**What you are asked to do**
Return the records word for word. Any pictures in them are not part of the copy.

**Record extracts**
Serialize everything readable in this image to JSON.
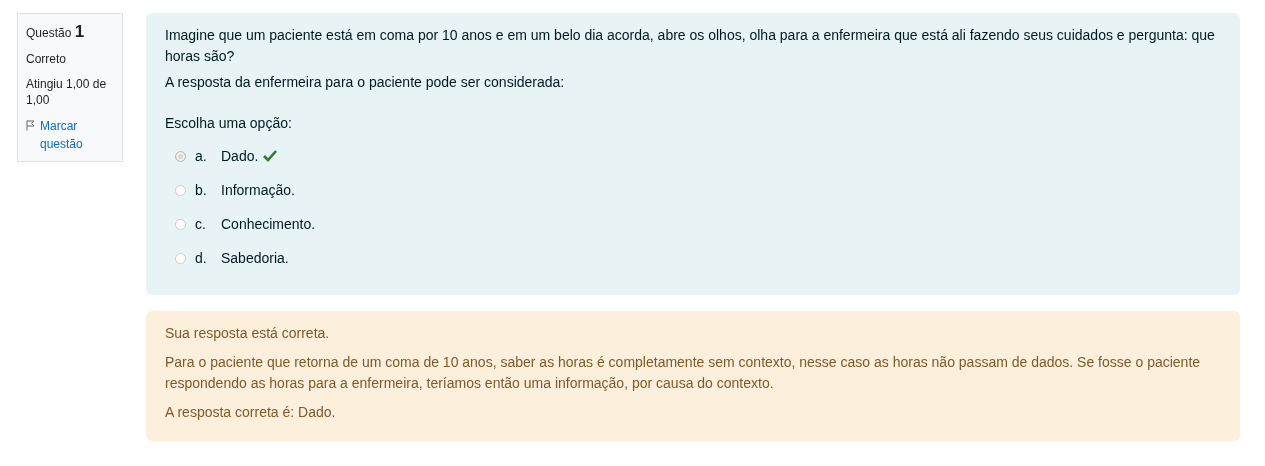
{
  "info": {
    "label": "Questão",
    "number": "1",
    "state": "Correto",
    "grade": "Atingiu 1,00 de 1,00",
    "flag": "Marcar questão"
  },
  "question": {
    "text": "Imagine que um paciente está em coma por 10 anos e em um belo dia acorda, abre os olhos, olha para a enfermeira que está ali fazendo seus cuidados e pergunta: que horas são?",
    "subtext": "A resposta da enfermeira para o paciente pode ser considerada:",
    "prompt": "Escolha uma opção:",
    "options": [
      {
        "letter": "a.",
        "text": "Dado.",
        "selected": true,
        "correct": true
      },
      {
        "letter": "b.",
        "text": "Informação.",
        "selected": false,
        "correct": false
      },
      {
        "letter": "c.",
        "text": "Conhecimento.",
        "selected": false,
        "correct": false
      },
      {
        "letter": "d.",
        "text": "Sabedoria.",
        "selected": false,
        "correct": false
      }
    ]
  },
  "feedback": {
    "status": "Sua resposta está correta.",
    "explanation": "Para o paciente que retorna de um coma de 10 anos, saber as horas é completamente sem contexto, nesse caso as horas não passam de dados. Se fosse o paciente respondendo as horas para a enfermeira, teríamos então uma informação, por causa do contexto.",
    "answer": "A resposta correta é: Dado."
  }
}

**Final result**
Serialize everything readable in this image to JSON.
{
  "info": {
    "label": "Questão",
    "number": "1",
    "state": "Correto",
    "grade": "Atingiu 1,00 de 1,00",
    "flag": "Marcar questão"
  },
  "question": {
    "text": "Imagine que um paciente está em coma por 10 anos e em um belo dia acorda, abre os olhos, olha para a enfermeira que está ali fazendo seus cuidados e pergunta: que horas são?",
    "subtext": "A resposta da enfermeira para o paciente pode ser considerada:",
    "prompt": "Escolha uma opção:",
    "options": [
      {
        "letter": "a.",
        "text": "Dado.",
        "selected": true,
        "correct": true
      },
      {
        "letter": "b.",
        "text": "Informação.",
        "selected": false,
        "correct": false
      },
      {
        "letter": "c.",
        "text": "Conhecimento.",
        "selected": false,
        "correct": false
      },
      {
        "letter": "d.",
        "text": "Sabedoria.",
        "selected": false,
        "correct": false
      }
    ]
  },
  "feedback": {
    "status": "Sua resposta está correta.",
    "explanation": "Para o paciente que retorna de um coma de 10 anos, saber as horas é completamente sem contexto, nesse caso as horas não passam de dados. Se fosse o paciente respondendo as horas para a enfermeira, teríamos então uma informação, por causa do contexto.",
    "answer": "A resposta correta é: Dado."
  }
}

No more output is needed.